----- EXERCISE INPUT -----

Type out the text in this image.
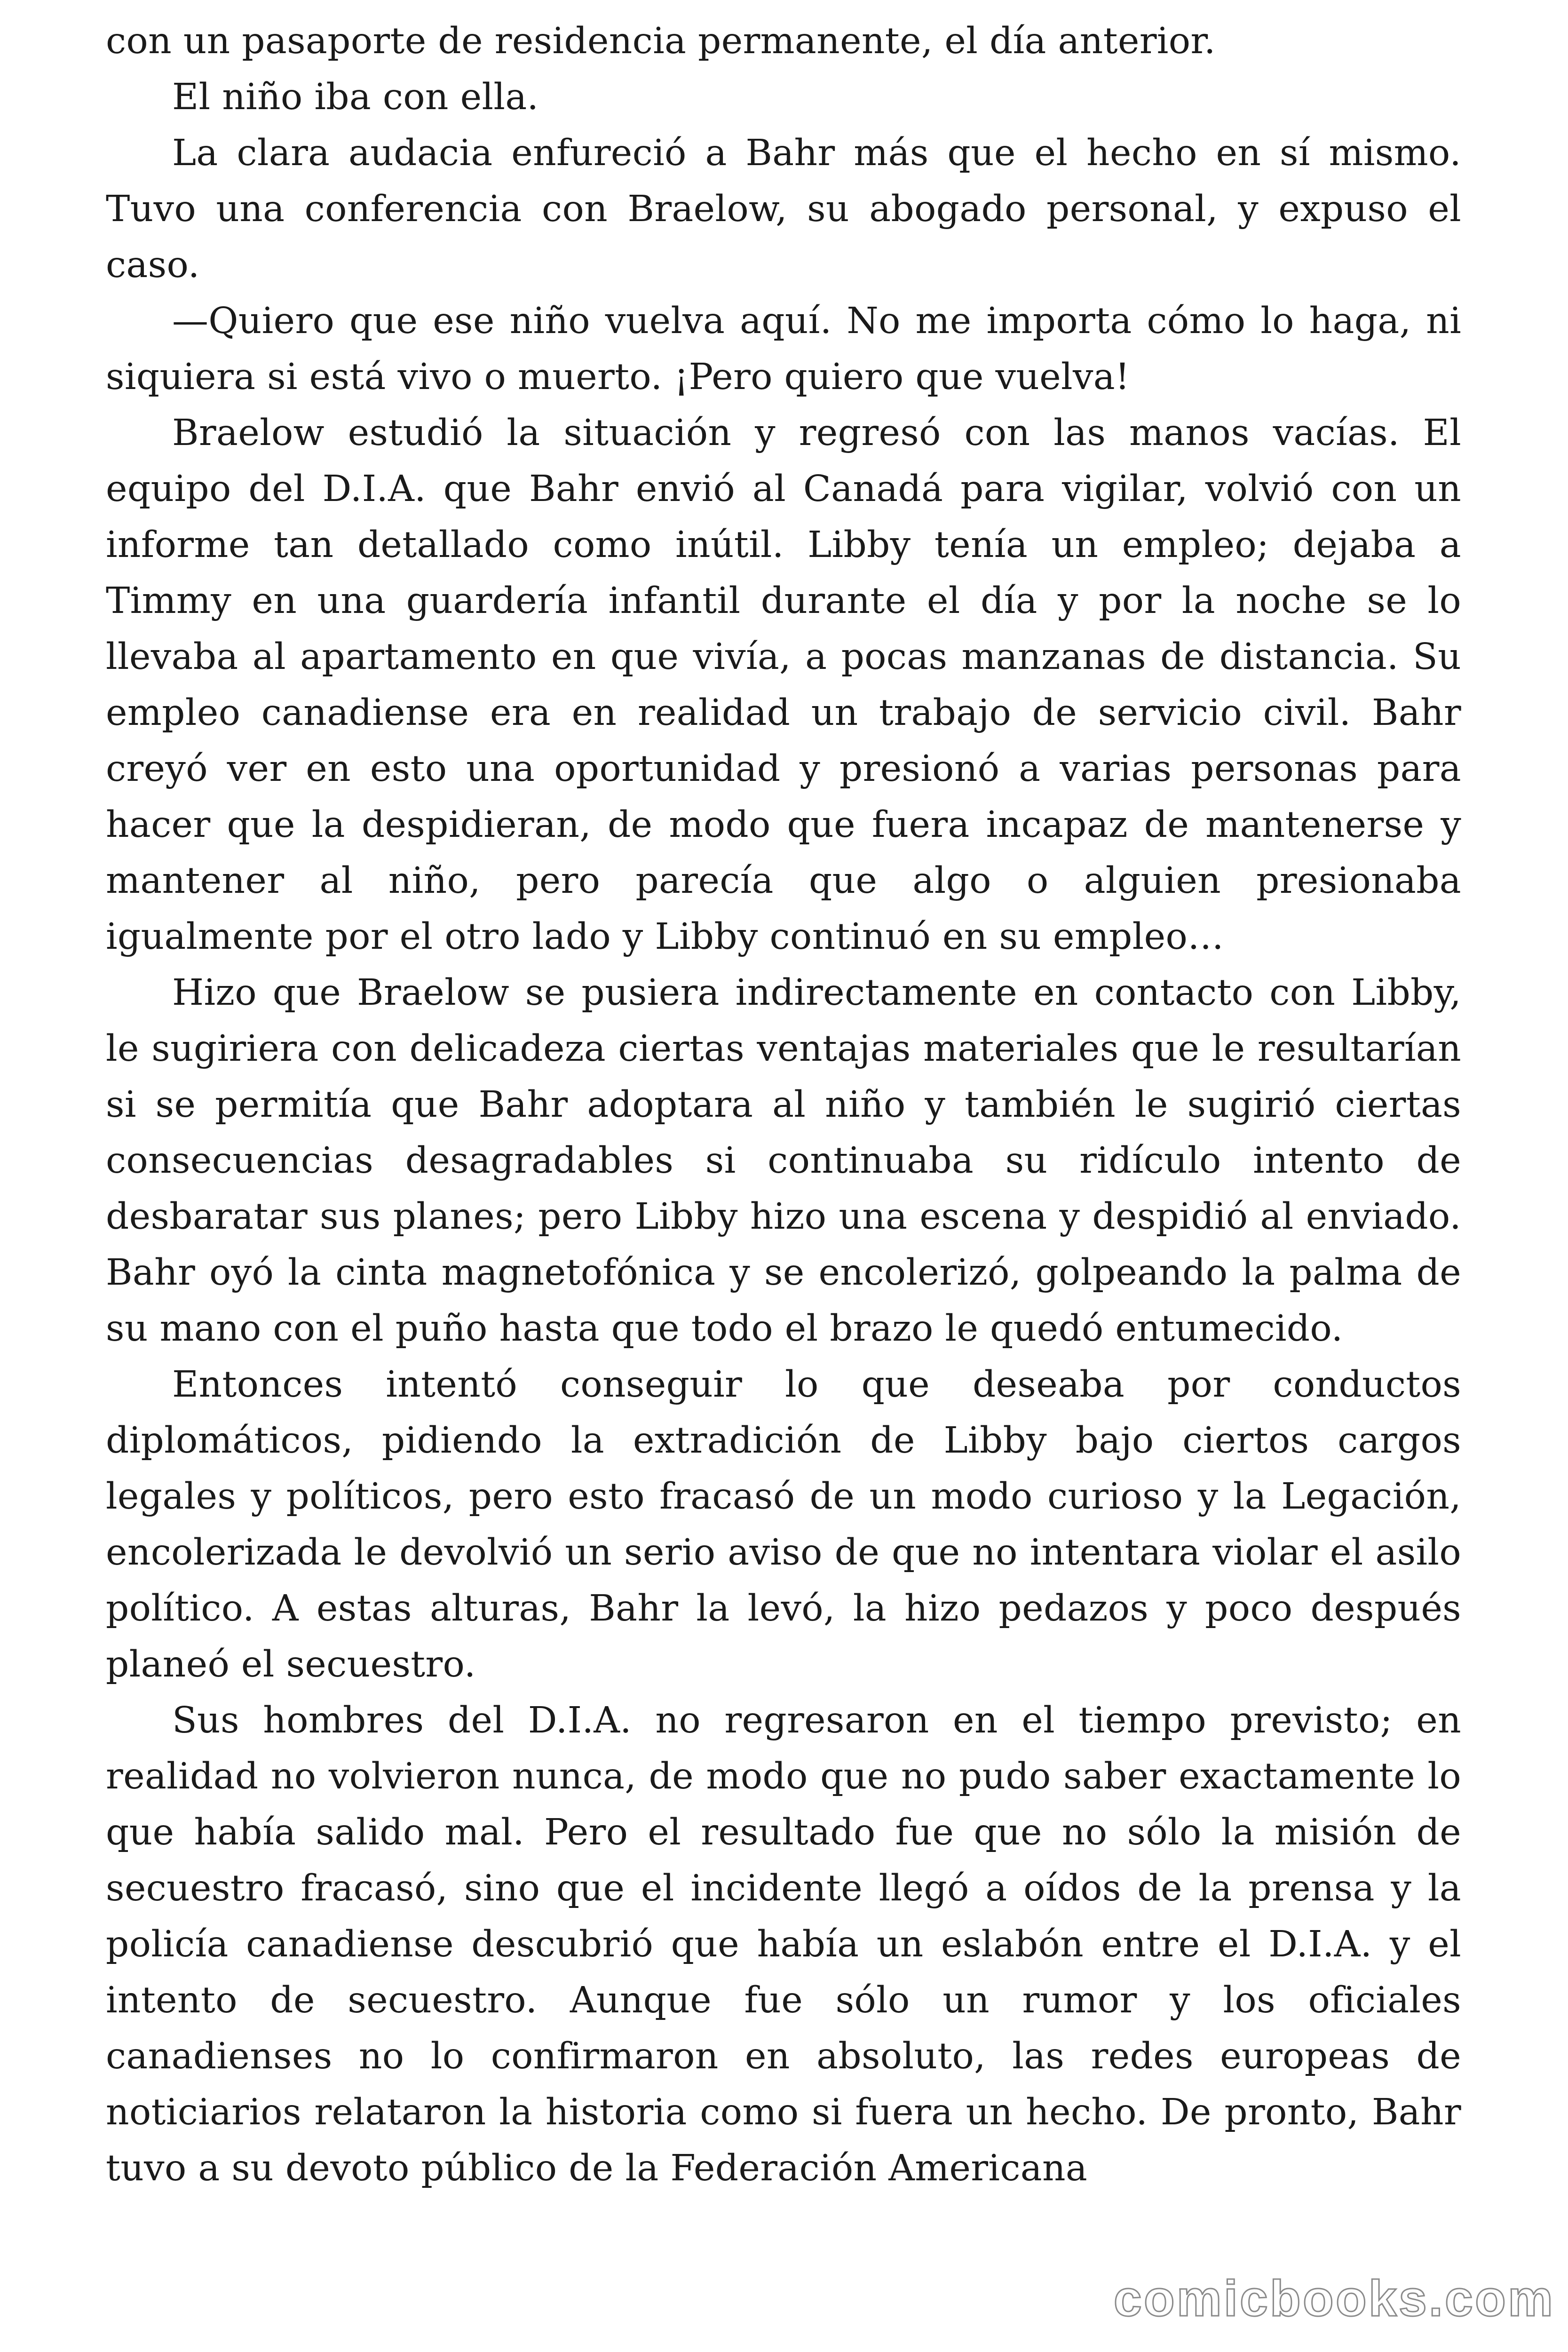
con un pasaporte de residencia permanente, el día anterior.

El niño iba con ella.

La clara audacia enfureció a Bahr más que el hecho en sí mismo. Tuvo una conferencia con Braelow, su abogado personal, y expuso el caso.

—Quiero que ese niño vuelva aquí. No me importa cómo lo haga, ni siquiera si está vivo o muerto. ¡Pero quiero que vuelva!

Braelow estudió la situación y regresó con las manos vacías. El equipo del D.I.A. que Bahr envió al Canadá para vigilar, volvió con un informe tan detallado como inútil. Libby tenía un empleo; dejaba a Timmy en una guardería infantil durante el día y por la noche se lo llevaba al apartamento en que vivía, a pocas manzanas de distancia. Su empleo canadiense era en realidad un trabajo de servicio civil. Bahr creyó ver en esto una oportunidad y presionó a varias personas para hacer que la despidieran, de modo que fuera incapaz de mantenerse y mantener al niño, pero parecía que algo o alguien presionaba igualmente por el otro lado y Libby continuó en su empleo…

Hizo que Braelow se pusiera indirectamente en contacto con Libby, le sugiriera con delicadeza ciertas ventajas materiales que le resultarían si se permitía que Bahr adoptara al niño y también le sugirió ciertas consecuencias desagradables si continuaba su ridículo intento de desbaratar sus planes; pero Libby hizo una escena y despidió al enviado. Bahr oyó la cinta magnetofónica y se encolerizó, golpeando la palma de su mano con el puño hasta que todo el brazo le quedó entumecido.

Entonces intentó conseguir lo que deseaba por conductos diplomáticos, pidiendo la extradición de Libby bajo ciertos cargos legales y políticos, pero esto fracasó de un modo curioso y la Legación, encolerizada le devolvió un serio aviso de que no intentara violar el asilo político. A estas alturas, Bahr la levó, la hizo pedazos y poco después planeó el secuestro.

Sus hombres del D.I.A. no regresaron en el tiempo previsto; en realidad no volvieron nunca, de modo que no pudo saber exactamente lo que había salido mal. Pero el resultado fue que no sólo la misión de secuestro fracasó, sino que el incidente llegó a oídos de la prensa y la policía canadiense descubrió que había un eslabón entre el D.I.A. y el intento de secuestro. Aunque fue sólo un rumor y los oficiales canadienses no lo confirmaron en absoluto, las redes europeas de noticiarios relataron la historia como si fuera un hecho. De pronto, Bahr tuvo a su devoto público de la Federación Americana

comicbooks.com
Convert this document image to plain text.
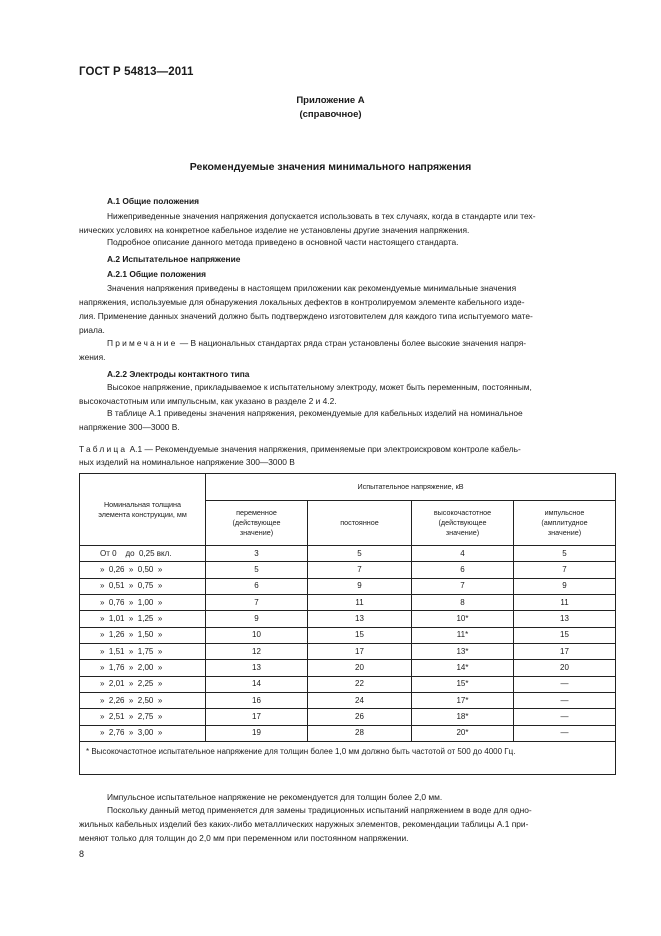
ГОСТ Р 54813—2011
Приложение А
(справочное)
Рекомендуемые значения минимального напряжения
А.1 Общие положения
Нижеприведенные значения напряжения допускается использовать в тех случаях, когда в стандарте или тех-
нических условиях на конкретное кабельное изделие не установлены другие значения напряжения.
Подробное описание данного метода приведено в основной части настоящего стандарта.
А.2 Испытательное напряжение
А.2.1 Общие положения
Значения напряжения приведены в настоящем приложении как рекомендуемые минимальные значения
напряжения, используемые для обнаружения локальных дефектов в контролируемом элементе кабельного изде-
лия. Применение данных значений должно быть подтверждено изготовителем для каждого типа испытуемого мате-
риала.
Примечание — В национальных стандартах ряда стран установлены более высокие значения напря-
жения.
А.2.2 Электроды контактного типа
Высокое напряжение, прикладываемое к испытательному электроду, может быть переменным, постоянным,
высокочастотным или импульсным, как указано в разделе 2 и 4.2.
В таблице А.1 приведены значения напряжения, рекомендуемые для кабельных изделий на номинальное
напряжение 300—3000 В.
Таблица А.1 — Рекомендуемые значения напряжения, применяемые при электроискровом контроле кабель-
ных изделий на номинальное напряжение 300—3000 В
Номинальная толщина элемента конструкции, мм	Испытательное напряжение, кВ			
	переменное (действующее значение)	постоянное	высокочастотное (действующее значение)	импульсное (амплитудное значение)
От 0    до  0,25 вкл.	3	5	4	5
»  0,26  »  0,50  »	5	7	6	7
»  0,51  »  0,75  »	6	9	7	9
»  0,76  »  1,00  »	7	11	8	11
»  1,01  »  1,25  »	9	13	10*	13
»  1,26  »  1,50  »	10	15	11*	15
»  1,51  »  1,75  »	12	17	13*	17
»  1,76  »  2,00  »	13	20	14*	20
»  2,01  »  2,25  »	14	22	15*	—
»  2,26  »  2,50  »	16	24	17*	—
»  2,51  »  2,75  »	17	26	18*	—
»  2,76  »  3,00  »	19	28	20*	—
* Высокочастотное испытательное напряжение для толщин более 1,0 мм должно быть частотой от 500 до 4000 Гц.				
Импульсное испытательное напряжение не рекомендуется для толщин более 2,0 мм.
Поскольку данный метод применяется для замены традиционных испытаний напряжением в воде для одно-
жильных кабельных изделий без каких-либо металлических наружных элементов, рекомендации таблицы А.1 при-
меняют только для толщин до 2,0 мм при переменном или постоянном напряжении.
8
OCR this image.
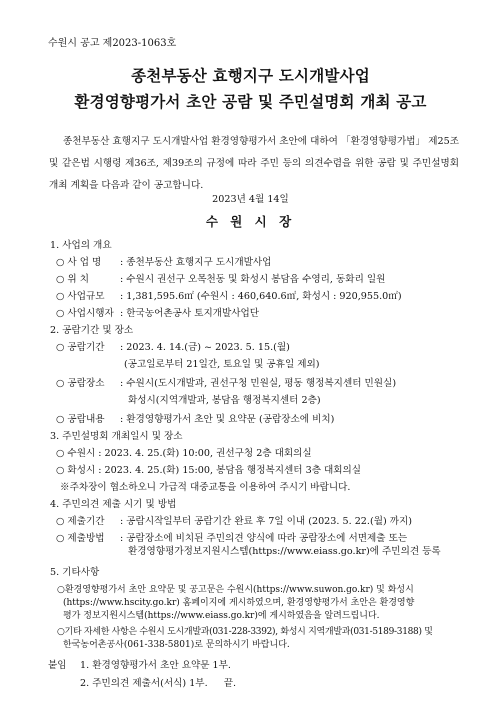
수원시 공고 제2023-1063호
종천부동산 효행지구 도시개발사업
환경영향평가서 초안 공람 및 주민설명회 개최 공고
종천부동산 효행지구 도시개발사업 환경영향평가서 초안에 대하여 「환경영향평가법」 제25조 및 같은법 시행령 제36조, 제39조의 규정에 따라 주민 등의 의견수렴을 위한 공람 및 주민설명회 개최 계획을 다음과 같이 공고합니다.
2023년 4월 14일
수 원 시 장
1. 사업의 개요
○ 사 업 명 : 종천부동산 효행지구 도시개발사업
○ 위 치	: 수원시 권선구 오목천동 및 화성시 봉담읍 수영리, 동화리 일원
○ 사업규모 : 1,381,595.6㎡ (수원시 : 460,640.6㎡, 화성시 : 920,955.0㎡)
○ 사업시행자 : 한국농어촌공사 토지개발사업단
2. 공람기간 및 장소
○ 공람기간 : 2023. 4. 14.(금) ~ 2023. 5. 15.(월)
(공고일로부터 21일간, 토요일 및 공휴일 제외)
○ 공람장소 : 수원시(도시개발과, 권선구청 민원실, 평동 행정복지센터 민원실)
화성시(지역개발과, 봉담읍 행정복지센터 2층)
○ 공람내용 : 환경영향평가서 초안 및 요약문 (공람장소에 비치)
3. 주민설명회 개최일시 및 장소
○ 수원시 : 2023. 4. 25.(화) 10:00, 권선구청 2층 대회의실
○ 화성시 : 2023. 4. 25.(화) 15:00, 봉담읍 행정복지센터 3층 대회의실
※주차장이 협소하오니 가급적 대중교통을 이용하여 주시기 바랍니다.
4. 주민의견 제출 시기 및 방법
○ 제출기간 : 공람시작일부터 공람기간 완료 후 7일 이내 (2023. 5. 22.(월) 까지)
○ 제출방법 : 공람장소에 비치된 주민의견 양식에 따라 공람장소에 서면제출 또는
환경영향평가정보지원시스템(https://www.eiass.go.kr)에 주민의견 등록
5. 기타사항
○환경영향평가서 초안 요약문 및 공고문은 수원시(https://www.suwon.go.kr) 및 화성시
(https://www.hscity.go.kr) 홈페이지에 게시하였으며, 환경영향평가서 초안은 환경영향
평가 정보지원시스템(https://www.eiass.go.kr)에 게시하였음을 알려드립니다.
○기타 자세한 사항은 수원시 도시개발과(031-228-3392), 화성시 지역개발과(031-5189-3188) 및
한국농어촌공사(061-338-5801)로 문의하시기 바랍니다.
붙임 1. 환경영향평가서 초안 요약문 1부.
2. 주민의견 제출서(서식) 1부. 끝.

-----

Tally the lines in this data that hold the word "https" and state only the count.

4